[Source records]
+-------+

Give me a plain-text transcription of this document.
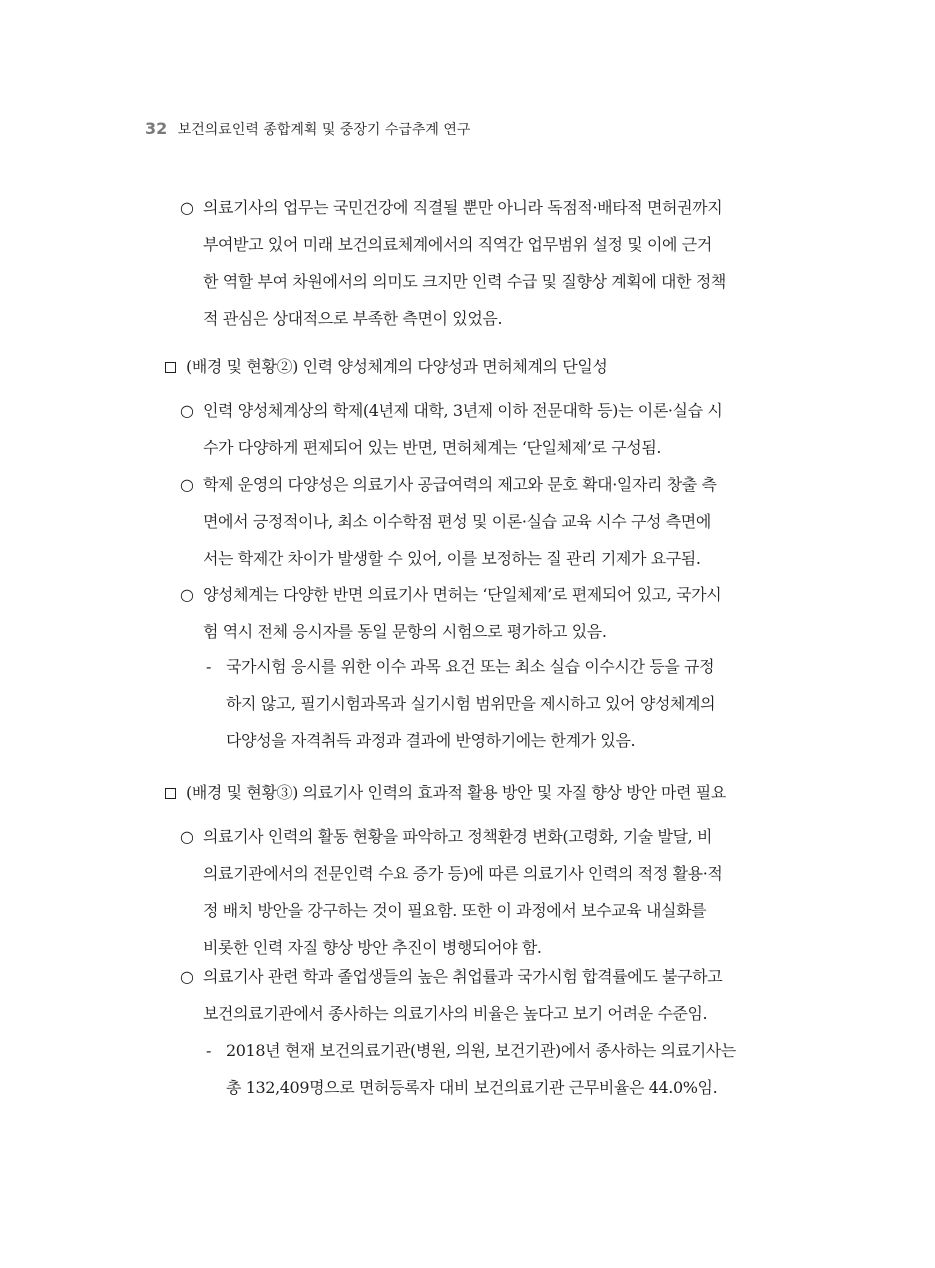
32 보건의료인력 종합계획 및 중장기 수급추계 연구
○ 의료기사의 업무는 국민건강에 직결될 뿐만 아니라 독점적·배타적 면허권까지
부여받고 있어 미래 보건의료체계에서의 직역간 업무범위 설정 및 이에 근거
한 역할 부여 차원에서의 의미도 크지만 인력 수급 및 질향상 계획에 대한 정책
적 관심은 상대적으로 부족한 측면이 있었음.
(배경 및 현황②) 인력 양성체계의 다양성과 면허체계의 단일성
○ 인력 양성체계상의 학제(4년제 대학, 3년제 이하 전문대학 등)는 이론·실습 시
수가 다양하게 편제되어 있는 반면, 면허체계는 ‘단일체제’로 구성됨.
○ 학제 운영의 다양성은 의료기사 공급여력의 제고와 문호 확대·일자리 창출 측
면에서 긍정적이나, 최소 이수학점 편성 및 이론·실습 교육 시수 구성 측면에
서는 학제간 차이가 발생할 수 있어, 이를 보정하는 질 관리 기제가 요구됨.
○ 양성체계는 다양한 반면 의료기사 면허는 ‘단일체제’로 편제되어 있고, 국가시
험 역시 전체 응시자를 동일 문항의 시험으로 평가하고 있음.
- 국가시험 응시를 위한 이수 과목 요건 또는 최소 실습 이수시간 등을 규정
하지 않고, 필기시험과목과 실기시험 범위만을 제시하고 있어 양성체계의
다양성을 자격취득 과정과 결과에 반영하기에는 한계가 있음.
(배경 및 현황③) 의료기사 인력의 효과적 활용 방안 및 자질 향상 방안 마련 필요
○ 의료기사 인력의 활동 현황을 파악하고 정책환경 변화(고령화, 기술 발달, 비
의료기관에서의 전문인력 수요 증가 등)에 따른 의료기사 인력의 적정 활용·적
정 배치 방안을 강구하는 것이 필요함. 또한 이 과정에서 보수교육 내실화를
비롯한 인력 자질 향상 방안 추진이 병행되어야 함.
○ 의료기사 관련 학과 졸업생들의 높은 취업률과 국가시험 합격률에도 불구하고
보건의료기관에서 종사하는 의료기사의 비율은 높다고 보기 어려운 수준임.
- 2018년 현재 보건의료기관(병원, 의원, 보건기관)에서 종사하는 의료기사는
총 132,409명으로 면허등록자 대비 보건의료기관 근무비율은 44.0%임.
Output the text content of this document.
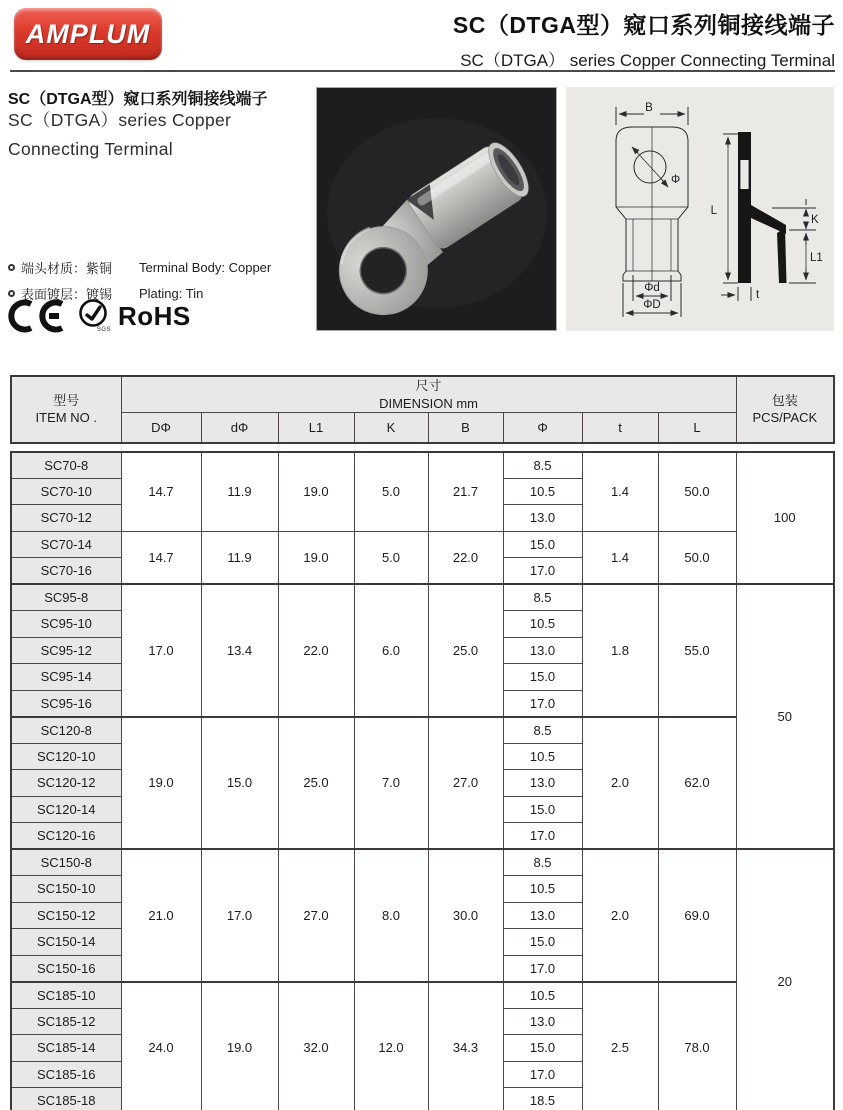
AMPLUM	SC（DTGA型）窥口系列铜接线端子
SC（DTGA） series Copper Connecting Terminal
SC（DTGA型）窥口系列铜接线端子
SC（DTGA）series Copper
Connecting Terminal
端头材质：紫铜	Terminal Body: Copper
表面镀层：镀锡	Plating: Tin
SGS RoHS
B
Φ
Φd
ΦD
L
K
L1
t
型号
ITEM NO .

尺寸
DIMENSION mm	包装
PCS/PACK

	DΦ	dΦ	L1	K	B	Φ	t	L	
SC70-8	14.7	11.9	19.0	5.0	21.7	8.5	1.4	50.0	100
SC70-10						10.5			
SC70-12						13.0			
SC70-14	14.7	11.9	19.0	5.0	22.0	15.0	1.4	50.0	
SC70-16						17.0			
SC95-8	17.0	13.4	22.0	6.0	25.0	8.5	1.8	55.0	50
SC95-10						10.5			
SC95-12						13.0			
SC95-14						15.0			
SC95-16						17.0			
SC120-8	19.0	15.0	25.0	7.0	27.0	8.5	2.0	62.0	
SC120-10						10.5			
SC120-12						13.0			
SC120-14						15.0			
SC120-16						17.0			
SC150-8	21.0	17.0	27.0	8.0	30.0	8.5	2.0	69.0	20
SC150-10						10.5			
SC150-12						13.0			
SC150-14						15.0			
SC150-16						17.0			
SC185-10	24.0	19.0	32.0	12.0	34.3	10.5	2.5	78.0	
SC185-12						13.0			
SC185-14						15.0			
SC185-16						17.0			
SC185-18						18.5			
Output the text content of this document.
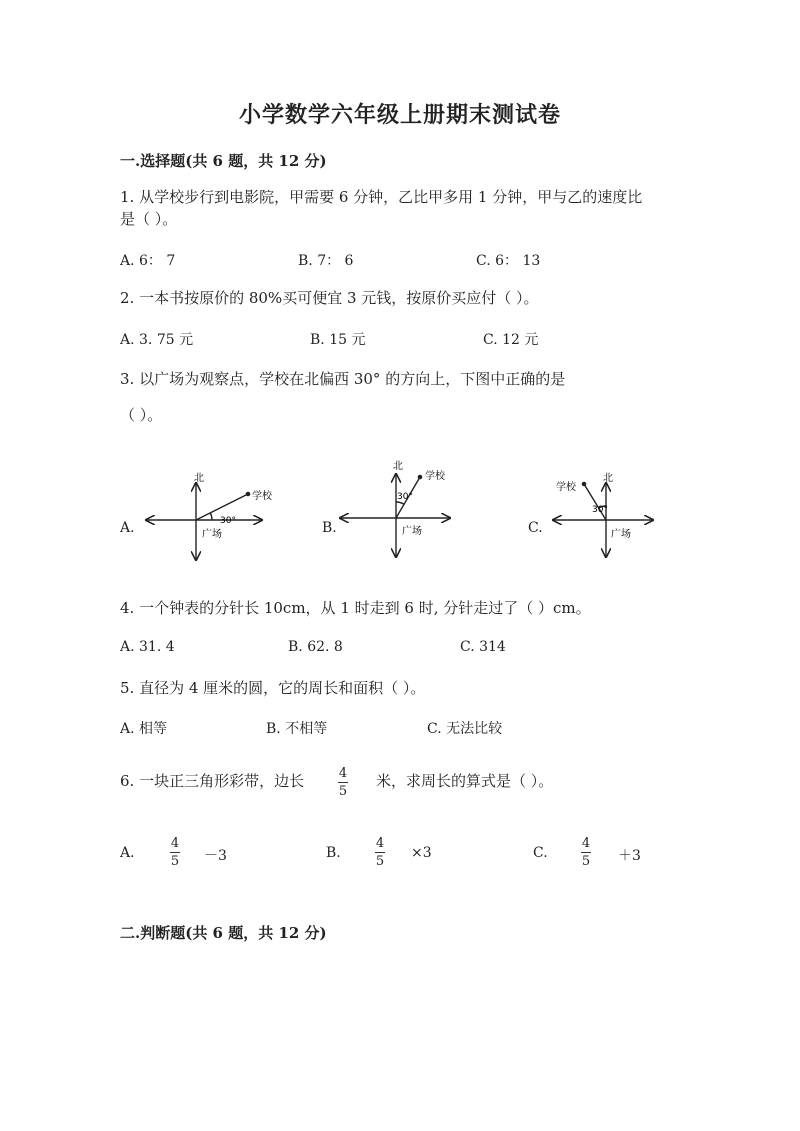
小学数学六年级上册期末测试卷
一.选择题(共 6 题，共 12 分)
1. 从学校步行到电影院，甲需要 6 分钟，乙比甲多用 1 分钟，甲与乙的速度比
是（ ）。
A. 6： 7	B. 7： 6	C. 6： 13
2. 一本书按原价的 80%买可便宜 3 元钱，按原价买应付（ ）。
A. 3. 75 元	B. 15 元	C. 12 元
3. 以广场为观察点，学校在北偏西 30° 的方向上，下图中正确的是
（ ）。
A.	B.	C.
北
学校
30°
广场
北
学校
30°
广场
北
学校
30°
广场
4. 一个钟表的分针长 10cm，从 1 时走到 6 时, 分针走过了（ ）cm。
A. 31. 4	B. 62. 8	C. 314
5. 直径为 4 厘米的圆，它的周长和面积（ ）。
A. 相等	B. 不相等	C. 无法比较
6. 一块正三角形彩带，边长	4
5
米，求周长的算式是（ ）。
A.
4
5 －3	B.
4
5
×3	C.
4
5 ＋3
二.判断题(共 6 题，共 12 分)
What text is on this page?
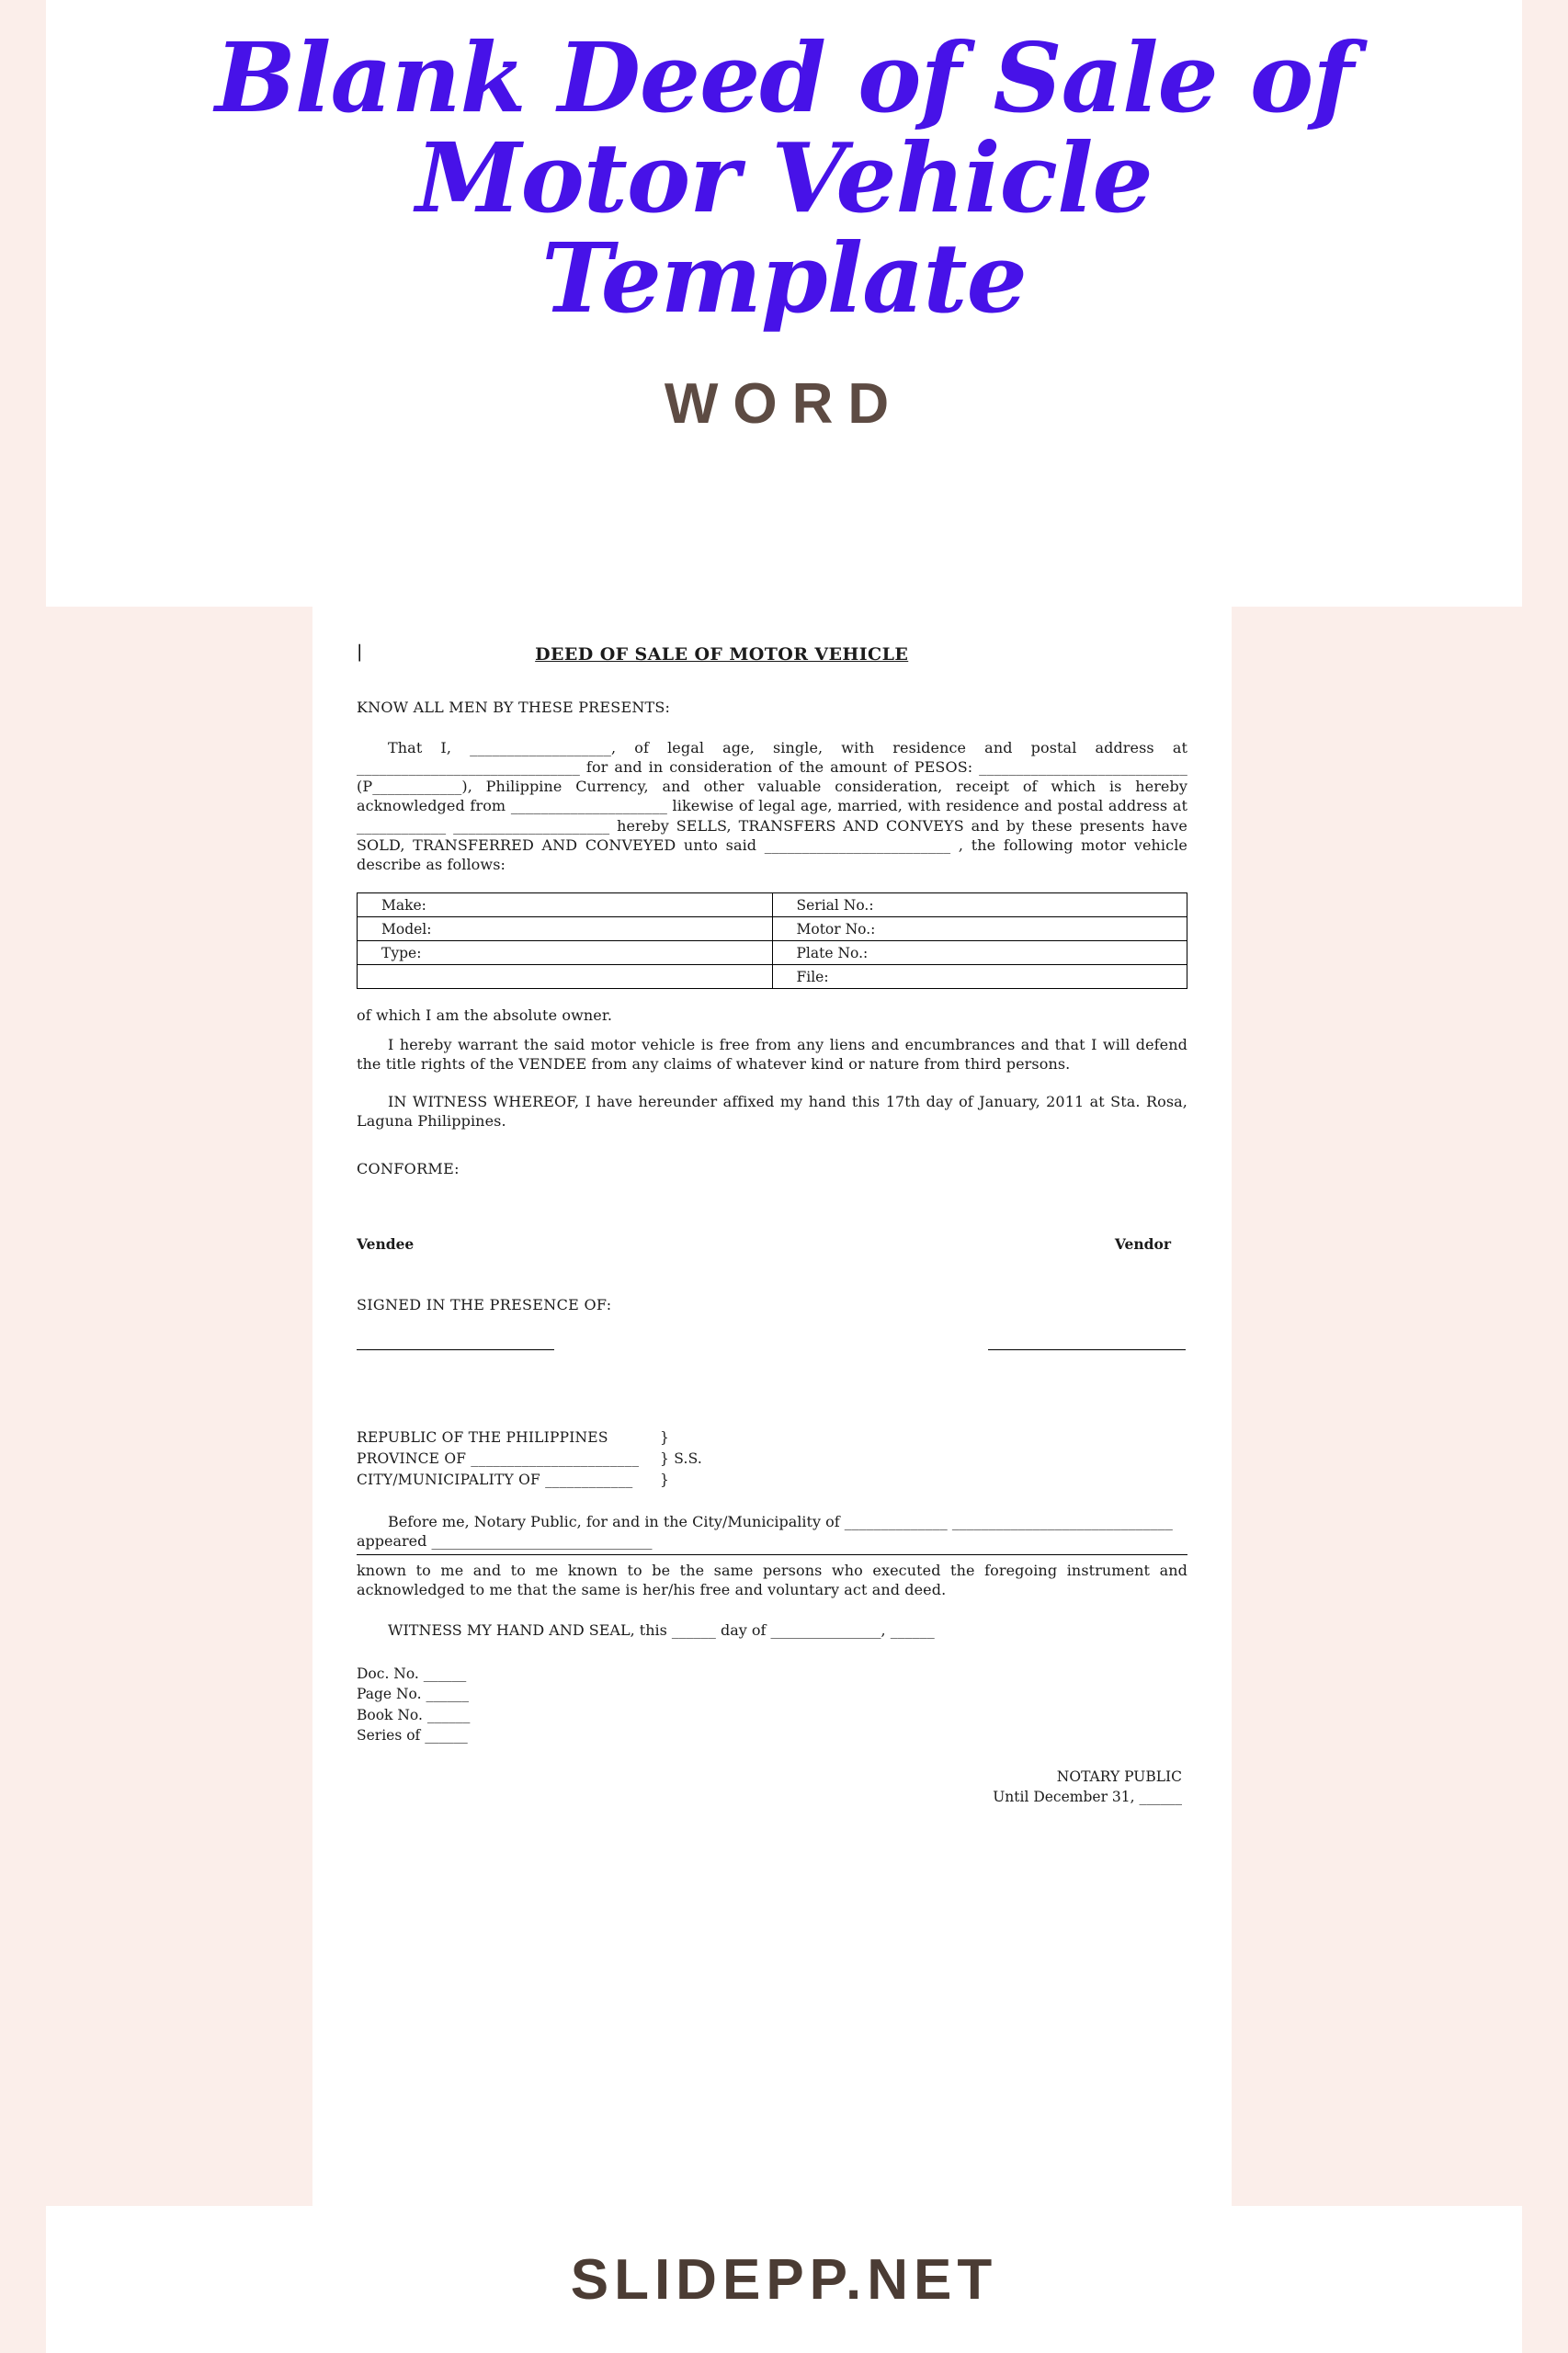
Blank Deed of Sale of
Motor Vehicle
Template
WORD
|	DEED OF SALE OF MOTOR VEHICLE
KNOW ALL MEN BY THESE PRESENTS:

That I, ___________________, of legal age, single, with residence and postal address at ______________________________ for and in consideration of the amount of PESOS: ____________________________ (P____________), Philippine Currency, and other valuable consideration, receipt of which is hereby acknowledged from _____________________ likewise of legal age, married, with residence and postal address at ____________ _____________________ hereby SELLS, TRANSFERS AND CONVEYS and by these presents have SOLD, TRANSFERRED AND CONVEYED unto said _________________________ , the following motor vehicle describe as follows:

Make:	Serial No.:
Model:	Motor No.:
Type:	Plate No.:
	File:

of which I am the absolute owner.

I hereby warrant the said motor vehicle is free from any liens and encumbrances and that I will defend the title rights of the VENDEE from any claims of whatever kind or nature from third persons.

IN WITNESS WHEREOF, I have hereunder affixed my hand this 17th day of January, 2011 at Sta. Rosa, Laguna Philippines.

CONFORME:
Vendee	Vendor
SIGNED IN THE PRESENCE OF:
REPUBLIC OF THE PHILIPPINES	}
PROVINCE OF _______________________	} S.S.
CITY/MUNICIPALITY OF ____________	}
Before me, Notary Public, for and in the City/Municipality of ______________ ______________________________ appeared ______________________________

known to me and to me known to be the same persons who executed the foregoing instrument and acknowledged to me that the same is her/his free and voluntary act and deed.

WITNESS MY HAND AND SEAL, this ______ day of _______________, ______
Doc. No. ______
Page No. ______
Book No. ______
Series of ______
NOTARY PUBLIC
Until December 31, ______
SLIDEPP.NET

+-------+

Your task is to collect every line above that contains the word "의료기사의".

__WORKED SOLUTION__
○ 의료기사의 업무는 국민건강에 직결될 뿐만 아니라 독점적·배타적 면허권까지
보건의료기관에서 종사하는 의료기사의 비율은 높다고 보기 어려운 수준임.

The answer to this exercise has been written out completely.